▶ The task
All lines in the data bearing the string "sthakur" should be identified and copied.

▶ Dataset records
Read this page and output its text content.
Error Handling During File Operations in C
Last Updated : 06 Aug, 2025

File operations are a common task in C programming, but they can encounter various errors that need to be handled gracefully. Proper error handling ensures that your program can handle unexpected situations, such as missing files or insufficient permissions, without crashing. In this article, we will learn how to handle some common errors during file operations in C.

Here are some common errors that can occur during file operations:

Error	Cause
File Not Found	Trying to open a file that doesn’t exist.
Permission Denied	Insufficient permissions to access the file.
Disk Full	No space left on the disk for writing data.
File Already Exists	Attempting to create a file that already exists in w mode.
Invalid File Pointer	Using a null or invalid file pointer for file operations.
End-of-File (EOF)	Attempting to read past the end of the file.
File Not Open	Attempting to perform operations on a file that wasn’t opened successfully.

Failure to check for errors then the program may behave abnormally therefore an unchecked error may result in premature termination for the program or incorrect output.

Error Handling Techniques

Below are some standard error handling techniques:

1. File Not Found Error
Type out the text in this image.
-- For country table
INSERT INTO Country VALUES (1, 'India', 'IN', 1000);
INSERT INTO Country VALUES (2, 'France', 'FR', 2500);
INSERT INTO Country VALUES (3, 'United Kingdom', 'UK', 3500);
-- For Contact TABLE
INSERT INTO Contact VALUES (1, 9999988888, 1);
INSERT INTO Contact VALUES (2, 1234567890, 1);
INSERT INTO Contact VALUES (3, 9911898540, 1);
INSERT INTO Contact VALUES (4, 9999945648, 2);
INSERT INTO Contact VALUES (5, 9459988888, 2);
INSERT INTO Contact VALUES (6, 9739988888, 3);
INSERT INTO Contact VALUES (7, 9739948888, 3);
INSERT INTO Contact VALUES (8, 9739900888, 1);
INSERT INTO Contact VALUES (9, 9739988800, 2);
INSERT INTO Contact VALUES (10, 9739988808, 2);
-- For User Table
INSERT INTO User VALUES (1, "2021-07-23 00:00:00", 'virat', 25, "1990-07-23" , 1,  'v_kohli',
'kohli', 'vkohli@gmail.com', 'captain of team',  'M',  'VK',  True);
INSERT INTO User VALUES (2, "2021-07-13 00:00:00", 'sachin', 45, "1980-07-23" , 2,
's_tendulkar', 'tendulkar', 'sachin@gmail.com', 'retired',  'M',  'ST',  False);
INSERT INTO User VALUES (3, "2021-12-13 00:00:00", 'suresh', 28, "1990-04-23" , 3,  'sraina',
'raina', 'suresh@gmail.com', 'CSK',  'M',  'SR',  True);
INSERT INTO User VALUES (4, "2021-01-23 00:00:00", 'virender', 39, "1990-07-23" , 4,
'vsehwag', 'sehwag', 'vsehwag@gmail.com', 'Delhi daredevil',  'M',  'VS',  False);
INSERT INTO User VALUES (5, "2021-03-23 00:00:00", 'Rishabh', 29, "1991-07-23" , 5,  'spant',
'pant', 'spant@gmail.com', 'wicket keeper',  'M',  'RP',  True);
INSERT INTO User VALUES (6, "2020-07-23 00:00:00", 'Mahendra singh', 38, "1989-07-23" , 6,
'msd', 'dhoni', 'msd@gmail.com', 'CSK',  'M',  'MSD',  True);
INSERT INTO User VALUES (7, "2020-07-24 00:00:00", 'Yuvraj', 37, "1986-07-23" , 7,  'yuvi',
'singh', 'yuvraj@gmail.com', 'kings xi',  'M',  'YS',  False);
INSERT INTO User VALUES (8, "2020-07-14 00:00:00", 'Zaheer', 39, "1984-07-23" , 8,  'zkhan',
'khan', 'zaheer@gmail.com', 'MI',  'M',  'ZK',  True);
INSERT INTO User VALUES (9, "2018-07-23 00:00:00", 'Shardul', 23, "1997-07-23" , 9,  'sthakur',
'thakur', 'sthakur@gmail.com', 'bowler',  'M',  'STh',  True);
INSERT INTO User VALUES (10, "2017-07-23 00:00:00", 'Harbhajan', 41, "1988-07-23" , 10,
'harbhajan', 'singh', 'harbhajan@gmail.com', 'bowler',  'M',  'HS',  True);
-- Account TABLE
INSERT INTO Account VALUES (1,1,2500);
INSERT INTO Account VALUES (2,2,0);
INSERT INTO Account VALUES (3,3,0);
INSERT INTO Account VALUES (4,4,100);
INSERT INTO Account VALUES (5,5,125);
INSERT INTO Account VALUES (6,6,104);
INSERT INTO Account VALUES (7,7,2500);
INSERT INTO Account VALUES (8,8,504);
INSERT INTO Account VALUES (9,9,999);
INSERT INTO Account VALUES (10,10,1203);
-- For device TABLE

▶ Worked answer
INSERT INTO User VALUES (9, "2018-07-23 00:00:00", 'Shardul', 23, "1997-07-23" , 9,  'sthakur',
'thakur', 'sthakur@gmail.com', 'bowler',  'M',  'STh',  True);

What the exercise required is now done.